## Start

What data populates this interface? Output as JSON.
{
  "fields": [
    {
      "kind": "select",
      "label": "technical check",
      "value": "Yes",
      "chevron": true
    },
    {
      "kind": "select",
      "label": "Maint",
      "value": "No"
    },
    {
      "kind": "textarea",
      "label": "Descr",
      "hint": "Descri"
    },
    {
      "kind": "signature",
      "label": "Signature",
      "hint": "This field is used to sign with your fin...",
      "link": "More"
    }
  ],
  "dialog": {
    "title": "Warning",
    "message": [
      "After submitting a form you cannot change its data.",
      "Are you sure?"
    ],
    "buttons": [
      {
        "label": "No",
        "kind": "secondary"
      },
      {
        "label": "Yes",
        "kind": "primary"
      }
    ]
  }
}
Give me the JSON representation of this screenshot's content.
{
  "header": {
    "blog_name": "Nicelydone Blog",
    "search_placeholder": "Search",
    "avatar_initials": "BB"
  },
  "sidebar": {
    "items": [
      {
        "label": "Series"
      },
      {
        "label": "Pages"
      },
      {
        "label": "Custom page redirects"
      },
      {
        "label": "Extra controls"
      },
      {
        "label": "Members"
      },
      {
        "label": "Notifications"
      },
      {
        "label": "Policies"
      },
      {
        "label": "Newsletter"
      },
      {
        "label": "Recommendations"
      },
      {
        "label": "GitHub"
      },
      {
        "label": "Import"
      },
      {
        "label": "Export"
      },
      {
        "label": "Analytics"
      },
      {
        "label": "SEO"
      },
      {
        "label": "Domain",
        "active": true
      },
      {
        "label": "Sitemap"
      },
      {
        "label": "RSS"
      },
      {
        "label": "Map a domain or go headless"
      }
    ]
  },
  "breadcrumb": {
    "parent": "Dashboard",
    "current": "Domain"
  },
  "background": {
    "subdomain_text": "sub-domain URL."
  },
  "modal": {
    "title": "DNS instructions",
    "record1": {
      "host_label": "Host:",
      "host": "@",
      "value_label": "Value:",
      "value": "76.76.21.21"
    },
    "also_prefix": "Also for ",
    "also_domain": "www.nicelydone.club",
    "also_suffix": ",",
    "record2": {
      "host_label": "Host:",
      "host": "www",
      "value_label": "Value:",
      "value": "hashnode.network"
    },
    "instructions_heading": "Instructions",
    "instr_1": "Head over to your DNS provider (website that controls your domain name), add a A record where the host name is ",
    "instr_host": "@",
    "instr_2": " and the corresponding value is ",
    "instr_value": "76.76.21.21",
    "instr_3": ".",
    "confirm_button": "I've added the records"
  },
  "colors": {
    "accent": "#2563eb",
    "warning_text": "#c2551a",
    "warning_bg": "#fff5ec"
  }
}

## End

--- Task ---
Reproduce the complete data exactly as presented above.

--- Task answer ---
What data populates this interface? Output as JSON.
{
  "fields": [
    {
      "kind": "select",
      "label": "technical check",
      "value": "Yes",
      "chevron": true
    },
    {
      "kind": "select",
      "label": "Maint",
      "value": "No"
    },
    {
      "kind": "textarea",
      "label": "Descr",
      "hint": "Descri"
    },
    {
      "kind": "signature",
      "label": "Signature",
      "hint": "This field is used to sign with your fin...",
      "link": "More"
    }
  ],
  "dialog": {
    "title": "Warning",
    "message": [
      "After submitting a form you cannot change its data.",
      "Are you sure?"
    ],
    "buttons": [
      {
        "label": "No",
        "kind": "secondary"
      },
      {
        "label": "Yes",
        "kind": "primary"
      }
    ]
  }
}
Give me the JSON representation of this screenshot's content.
{
  "header": {
    "blog_name": "Nicelydone Blog",
    "search_placeholder": "Search",
    "avatar_initials": "BB"
  },
  "sidebar": {
    "items": [
      {
        "label": "Series"
      },
      {
        "label": "Pages"
      },
      {
        "label": "Custom page redirects"
      },
      {
        "label": "Extra controls"
      },
      {
        "label": "Members"
      },
      {
        "label": "Notifications"
      },
      {
        "label": "Policies"
      },
      {
        "label": "Newsletter"
      },
      {
        "label": "Recommendations"
      },
      {
        "label": "GitHub"
      },
      {
        "label": "Import"
      },
      {
        "label": "Export"
      },
      {
        "label": "Analytics"
      },
      {
        "label": "SEO"
      },
      {
        "label": "Domain",
        "active": true
      },
      {
        "label": "Sitemap"
      },
      {
        "label": "RSS"
      },
      {
        "label": "Map a domain or go headless"
      }
    ]
  },
  "breadcrumb": {
    "parent": "Dashboard",
    "current": "Domain"
  },
  "background": {
    "subdomain_text": "sub-domain URL."
  },
  "modal": {
    "title": "DNS instructions",
    "record1": {
      "host_label": "Host:",
      "host": "@",
      "value_label": "Value:",
      "value": "76.76.21.21"
    },
    "also_prefix": "Also for ",
    "also_domain": "www.nicelydone.club",
    "also_suffix": ",",
    "record2": {
      "host_label": "Host:",
      "host": "www",
      "value_label": "Value:",
      "value": "hashnode.network"
    },
    "instructions_heading": "Instructions",
    "instr_1": "Head over to your DNS provider (website that controls your domain name), add a A record where the host name is ",
    "instr_host": "@",
    "instr_2": " and the corresponding value is ",
    "instr_value": "76.76.21.21",
    "instr_3": ".",
    "confirm_button": "I've added the records"
  },
  "colors": {
    "accent": "#2563eb",
    "warning_text": "#c2551a",
    "warning_bg": "#fff5ec"
  }
}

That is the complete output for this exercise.